Material provided
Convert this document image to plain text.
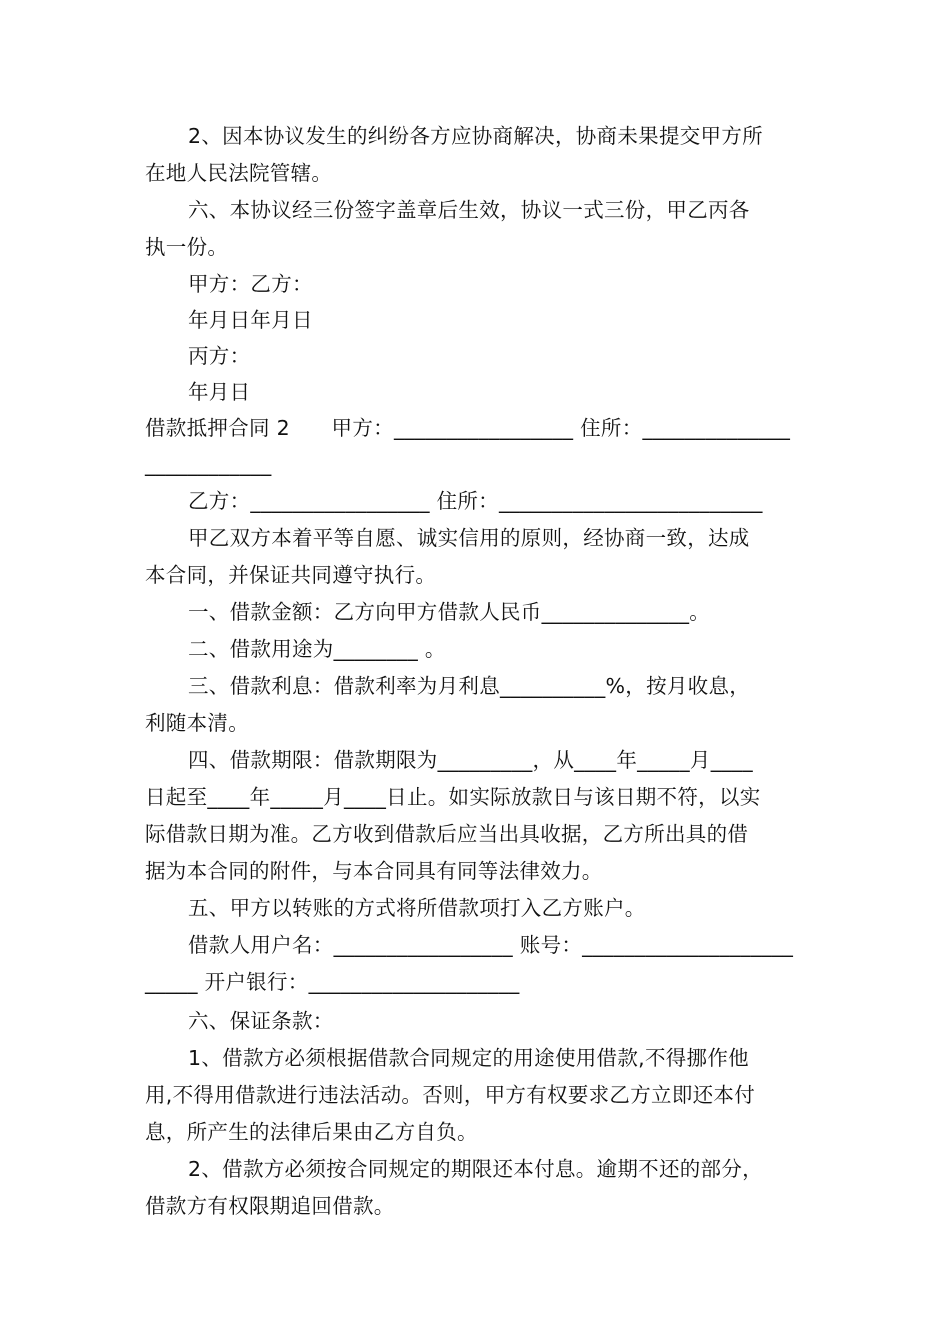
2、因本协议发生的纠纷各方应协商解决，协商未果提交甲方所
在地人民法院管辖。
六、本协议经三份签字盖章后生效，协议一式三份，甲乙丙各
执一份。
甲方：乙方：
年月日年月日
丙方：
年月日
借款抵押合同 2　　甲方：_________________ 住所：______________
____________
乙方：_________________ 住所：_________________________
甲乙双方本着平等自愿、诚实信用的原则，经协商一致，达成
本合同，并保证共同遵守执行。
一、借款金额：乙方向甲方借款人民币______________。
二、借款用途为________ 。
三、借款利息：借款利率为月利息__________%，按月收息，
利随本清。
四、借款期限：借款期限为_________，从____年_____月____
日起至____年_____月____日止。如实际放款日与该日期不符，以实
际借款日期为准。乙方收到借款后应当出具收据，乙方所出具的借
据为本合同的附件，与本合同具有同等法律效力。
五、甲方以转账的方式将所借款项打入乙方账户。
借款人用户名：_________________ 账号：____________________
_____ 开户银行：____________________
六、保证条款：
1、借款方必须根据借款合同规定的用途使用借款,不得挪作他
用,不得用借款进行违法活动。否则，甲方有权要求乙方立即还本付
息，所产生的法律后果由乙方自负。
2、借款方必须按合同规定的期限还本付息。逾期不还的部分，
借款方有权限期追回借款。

Exercise task
Reproduce all the records verbatim, excluding images.

Response to this exercise
Convert this document image to plain text.
2、因本协议发生的纠纷各方应协商解决，协商未果提交甲方所
在地人民法院管辖。
六、本协议经三份签字盖章后生效，协议一式三份，甲乙丙各
执一份。
甲方：乙方：
年月日年月日
丙方：
年月日
借款抵押合同 2　　甲方：_________________ 住所：______________
____________
乙方：_________________ 住所：_________________________
甲乙双方本着平等自愿、诚实信用的原则，经协商一致，达成
本合同，并保证共同遵守执行。
一、借款金额：乙方向甲方借款人民币______________。
二、借款用途为________ 。
三、借款利息：借款利率为月利息__________%，按月收息，
利随本清。
四、借款期限：借款期限为_________，从____年_____月____
日起至____年_____月____日止。如实际放款日与该日期不符，以实
际借款日期为准。乙方收到借款后应当出具收据，乙方所出具的借
据为本合同的附件，与本合同具有同等法律效力。
五、甲方以转账的方式将所借款项打入乙方账户。
借款人用户名：_________________ 账号：____________________
_____ 开户银行：____________________
六、保证条款：
1、借款方必须根据借款合同规定的用途使用借款,不得挪作他
用,不得用借款进行违法活动。否则，甲方有权要求乙方立即还本付
息，所产生的法律后果由乙方自负。
2、借款方必须按合同规定的期限还本付息。逾期不还的部分，
借款方有权限期追回借款。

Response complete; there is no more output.